--- Task to carry out ---
Check each line of the material below for "Shuanggao", then copy the ones that contain it.

-- Start Provided records --

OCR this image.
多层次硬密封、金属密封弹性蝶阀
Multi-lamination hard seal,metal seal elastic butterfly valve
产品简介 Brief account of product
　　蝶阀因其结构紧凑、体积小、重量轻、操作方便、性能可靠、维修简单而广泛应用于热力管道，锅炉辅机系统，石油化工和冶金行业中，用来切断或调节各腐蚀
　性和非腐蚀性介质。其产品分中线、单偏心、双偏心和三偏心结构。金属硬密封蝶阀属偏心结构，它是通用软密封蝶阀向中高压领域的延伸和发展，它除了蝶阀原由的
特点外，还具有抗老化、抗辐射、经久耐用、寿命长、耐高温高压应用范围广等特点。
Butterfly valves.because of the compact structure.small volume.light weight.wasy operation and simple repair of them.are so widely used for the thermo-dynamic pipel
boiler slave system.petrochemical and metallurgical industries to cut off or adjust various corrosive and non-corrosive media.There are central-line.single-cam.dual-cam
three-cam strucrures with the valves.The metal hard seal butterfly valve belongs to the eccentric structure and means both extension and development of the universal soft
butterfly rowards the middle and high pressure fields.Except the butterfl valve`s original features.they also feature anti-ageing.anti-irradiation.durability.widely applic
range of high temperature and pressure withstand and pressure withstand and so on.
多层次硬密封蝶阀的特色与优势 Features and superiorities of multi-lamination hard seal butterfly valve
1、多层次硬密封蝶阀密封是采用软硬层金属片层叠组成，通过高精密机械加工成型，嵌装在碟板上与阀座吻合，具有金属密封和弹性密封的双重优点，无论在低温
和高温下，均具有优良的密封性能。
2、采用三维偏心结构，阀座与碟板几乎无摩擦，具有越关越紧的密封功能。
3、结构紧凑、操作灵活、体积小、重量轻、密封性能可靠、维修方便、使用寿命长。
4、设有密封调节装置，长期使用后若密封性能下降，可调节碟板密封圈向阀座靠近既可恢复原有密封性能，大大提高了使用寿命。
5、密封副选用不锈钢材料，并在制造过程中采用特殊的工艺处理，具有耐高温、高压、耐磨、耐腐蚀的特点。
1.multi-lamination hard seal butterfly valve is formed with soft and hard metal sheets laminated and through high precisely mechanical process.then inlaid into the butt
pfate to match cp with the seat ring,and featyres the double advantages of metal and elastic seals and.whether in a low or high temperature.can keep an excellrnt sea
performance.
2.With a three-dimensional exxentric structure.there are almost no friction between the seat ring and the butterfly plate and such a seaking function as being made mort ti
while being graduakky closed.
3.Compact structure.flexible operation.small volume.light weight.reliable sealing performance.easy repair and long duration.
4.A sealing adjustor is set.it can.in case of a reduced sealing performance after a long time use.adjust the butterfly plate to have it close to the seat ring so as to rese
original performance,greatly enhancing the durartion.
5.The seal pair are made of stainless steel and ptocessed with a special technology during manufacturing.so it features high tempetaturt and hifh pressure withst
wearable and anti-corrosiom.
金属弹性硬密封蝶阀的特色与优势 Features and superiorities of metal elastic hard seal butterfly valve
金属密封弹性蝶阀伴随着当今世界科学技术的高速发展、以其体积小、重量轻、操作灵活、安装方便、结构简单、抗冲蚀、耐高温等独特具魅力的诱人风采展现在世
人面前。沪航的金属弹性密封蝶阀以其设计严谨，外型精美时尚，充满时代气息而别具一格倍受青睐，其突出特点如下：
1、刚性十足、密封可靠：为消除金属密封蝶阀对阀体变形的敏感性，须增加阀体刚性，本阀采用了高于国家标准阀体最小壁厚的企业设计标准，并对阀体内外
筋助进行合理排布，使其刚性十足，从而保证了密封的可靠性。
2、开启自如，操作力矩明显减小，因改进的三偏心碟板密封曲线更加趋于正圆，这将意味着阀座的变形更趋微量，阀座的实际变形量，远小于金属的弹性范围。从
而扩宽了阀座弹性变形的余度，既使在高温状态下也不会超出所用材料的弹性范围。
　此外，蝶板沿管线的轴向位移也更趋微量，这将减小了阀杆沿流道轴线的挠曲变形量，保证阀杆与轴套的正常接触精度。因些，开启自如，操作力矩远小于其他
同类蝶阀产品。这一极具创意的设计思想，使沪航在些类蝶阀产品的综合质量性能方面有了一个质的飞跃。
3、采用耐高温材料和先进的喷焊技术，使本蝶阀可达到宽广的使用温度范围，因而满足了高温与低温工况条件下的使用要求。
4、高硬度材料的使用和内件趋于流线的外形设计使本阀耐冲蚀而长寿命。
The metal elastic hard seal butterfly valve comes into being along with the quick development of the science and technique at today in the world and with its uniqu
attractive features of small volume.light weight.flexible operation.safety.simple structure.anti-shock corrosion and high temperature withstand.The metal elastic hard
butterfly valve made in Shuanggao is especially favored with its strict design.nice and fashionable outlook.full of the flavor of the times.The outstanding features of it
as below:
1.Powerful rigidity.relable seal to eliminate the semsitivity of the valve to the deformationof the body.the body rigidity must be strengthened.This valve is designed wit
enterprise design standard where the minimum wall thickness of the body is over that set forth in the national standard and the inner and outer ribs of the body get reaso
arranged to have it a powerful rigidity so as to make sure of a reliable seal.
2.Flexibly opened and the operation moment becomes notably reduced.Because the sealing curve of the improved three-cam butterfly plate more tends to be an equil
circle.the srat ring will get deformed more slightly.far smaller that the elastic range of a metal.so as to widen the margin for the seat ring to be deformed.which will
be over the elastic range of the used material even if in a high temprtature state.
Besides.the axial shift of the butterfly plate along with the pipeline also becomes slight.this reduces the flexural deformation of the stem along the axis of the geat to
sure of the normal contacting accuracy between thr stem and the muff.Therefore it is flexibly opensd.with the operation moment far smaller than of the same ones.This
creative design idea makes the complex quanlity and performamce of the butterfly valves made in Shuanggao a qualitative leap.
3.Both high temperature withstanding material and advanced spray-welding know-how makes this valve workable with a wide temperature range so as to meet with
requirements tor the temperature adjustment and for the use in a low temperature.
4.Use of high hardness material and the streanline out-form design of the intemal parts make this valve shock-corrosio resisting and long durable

-- End Provided records --
-- Start Provided records --

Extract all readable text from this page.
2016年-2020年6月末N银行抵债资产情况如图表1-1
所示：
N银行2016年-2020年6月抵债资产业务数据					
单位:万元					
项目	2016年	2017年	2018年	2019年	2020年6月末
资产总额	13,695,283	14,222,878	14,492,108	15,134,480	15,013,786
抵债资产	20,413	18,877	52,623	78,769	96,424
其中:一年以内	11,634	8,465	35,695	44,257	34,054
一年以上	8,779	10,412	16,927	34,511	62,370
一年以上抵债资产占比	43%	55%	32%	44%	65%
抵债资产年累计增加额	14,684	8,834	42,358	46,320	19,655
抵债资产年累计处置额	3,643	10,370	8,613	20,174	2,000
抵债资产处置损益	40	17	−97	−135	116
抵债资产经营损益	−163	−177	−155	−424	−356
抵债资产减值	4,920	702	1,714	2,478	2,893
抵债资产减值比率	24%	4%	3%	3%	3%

-- End Provided records --

--- Correct answer ---
butterfly valve made in Shuanggao is especially favored with its strict design.nice and fashionable outlook.full of the flavor of the times.The outstanding features of it
creative design idea makes the complex quanlity and performamce of the butterfly valves made in Shuanggao a qualitative leap.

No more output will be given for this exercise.